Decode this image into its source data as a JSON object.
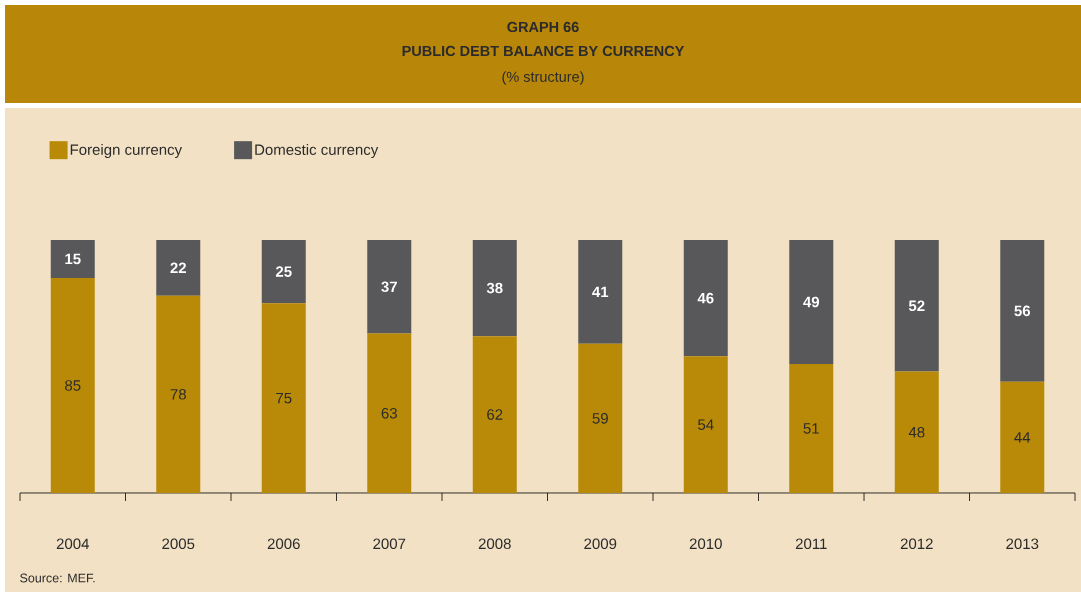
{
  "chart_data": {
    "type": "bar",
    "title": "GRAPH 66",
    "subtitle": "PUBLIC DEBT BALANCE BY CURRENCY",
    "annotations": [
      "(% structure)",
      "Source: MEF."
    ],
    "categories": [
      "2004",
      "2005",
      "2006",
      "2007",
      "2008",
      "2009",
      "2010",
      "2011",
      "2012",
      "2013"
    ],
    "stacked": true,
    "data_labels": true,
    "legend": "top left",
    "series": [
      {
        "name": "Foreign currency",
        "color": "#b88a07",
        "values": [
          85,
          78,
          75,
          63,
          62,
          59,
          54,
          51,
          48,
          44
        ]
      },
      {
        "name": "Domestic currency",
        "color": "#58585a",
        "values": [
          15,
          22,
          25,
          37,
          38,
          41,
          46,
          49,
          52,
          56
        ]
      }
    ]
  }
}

++++++++

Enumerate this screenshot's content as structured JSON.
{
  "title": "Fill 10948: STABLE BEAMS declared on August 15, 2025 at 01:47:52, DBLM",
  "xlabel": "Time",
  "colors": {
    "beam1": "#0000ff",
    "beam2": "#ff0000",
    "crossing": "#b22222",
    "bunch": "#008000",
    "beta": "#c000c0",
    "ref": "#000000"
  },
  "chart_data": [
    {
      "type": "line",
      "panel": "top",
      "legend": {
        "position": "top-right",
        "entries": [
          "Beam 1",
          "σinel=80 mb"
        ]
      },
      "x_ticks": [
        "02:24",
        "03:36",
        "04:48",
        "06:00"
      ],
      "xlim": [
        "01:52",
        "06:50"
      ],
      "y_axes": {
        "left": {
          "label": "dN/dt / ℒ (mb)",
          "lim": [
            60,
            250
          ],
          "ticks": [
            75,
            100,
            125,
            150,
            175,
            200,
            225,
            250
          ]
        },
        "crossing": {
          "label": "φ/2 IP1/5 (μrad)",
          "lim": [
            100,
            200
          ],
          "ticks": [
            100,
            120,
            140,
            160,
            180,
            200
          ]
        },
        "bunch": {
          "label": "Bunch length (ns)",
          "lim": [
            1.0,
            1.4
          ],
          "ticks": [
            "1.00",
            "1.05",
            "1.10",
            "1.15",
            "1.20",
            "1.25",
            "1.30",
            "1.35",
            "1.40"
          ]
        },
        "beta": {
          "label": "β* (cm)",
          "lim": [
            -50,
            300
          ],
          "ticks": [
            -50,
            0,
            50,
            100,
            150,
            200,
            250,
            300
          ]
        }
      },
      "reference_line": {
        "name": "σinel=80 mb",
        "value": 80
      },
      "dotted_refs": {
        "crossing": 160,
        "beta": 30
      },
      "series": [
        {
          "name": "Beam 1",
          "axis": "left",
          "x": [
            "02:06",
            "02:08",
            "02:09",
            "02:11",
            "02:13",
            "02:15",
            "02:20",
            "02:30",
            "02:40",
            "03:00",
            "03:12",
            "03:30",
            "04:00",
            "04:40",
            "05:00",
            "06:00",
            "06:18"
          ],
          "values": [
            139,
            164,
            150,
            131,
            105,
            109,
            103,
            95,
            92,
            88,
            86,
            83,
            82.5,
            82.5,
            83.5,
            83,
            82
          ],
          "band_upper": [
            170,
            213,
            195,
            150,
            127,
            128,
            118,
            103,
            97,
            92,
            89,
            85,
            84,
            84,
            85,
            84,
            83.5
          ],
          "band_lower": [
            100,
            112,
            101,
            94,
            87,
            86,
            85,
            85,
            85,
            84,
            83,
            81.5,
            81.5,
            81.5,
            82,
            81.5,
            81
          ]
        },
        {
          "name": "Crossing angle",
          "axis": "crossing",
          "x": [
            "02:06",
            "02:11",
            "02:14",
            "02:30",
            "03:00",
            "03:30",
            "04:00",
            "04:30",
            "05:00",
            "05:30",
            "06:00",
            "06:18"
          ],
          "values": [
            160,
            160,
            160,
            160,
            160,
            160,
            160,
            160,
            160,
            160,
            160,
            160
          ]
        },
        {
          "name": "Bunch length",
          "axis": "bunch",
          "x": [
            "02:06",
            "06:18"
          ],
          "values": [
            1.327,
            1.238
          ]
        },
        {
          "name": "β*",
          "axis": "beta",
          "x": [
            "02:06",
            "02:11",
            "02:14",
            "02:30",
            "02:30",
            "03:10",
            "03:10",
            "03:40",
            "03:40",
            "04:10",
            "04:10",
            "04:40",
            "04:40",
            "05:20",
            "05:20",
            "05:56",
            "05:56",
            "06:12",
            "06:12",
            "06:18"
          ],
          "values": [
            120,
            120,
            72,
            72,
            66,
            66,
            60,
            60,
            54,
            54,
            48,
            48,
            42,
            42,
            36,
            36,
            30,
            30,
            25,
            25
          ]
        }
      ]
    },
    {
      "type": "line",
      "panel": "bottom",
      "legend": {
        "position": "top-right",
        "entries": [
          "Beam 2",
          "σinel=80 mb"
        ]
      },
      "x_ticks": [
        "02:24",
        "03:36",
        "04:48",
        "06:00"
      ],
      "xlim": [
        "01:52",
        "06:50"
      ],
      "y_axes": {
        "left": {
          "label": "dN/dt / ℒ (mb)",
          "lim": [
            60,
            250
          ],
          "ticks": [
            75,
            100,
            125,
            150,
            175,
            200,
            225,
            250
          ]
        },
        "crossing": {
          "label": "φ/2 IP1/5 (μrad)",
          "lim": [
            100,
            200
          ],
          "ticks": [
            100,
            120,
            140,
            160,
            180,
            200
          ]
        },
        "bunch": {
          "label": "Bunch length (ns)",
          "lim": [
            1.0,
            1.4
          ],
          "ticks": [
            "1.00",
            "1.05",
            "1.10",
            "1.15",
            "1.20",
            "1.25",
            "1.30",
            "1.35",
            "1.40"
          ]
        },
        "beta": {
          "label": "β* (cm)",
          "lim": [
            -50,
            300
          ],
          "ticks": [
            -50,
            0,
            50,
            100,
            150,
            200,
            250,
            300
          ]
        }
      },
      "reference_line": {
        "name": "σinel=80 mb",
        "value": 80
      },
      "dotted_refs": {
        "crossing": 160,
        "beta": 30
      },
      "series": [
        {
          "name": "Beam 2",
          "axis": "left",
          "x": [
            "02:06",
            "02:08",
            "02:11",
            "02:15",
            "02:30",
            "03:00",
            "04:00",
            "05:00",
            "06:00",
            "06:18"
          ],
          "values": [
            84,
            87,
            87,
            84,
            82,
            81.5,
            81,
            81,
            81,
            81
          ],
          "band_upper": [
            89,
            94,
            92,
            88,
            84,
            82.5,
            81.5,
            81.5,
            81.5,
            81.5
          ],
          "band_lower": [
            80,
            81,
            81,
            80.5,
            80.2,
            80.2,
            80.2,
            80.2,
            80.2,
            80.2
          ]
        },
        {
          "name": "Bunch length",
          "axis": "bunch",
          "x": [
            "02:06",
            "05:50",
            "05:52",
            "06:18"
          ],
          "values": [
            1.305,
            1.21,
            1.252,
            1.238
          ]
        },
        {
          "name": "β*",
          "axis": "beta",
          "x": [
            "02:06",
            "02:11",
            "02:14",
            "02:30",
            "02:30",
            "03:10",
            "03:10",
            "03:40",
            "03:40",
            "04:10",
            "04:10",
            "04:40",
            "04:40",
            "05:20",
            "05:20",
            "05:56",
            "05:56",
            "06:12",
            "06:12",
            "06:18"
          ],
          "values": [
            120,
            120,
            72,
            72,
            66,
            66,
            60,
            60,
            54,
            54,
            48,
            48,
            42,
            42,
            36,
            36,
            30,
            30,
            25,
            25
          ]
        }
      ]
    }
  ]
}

++++++++

**Exercise:** List each line of the records that holds the string "this".

**Solution:**
Decode this image into its source data as a JSON object.
Enumerate this screenshot's content as structured JSON.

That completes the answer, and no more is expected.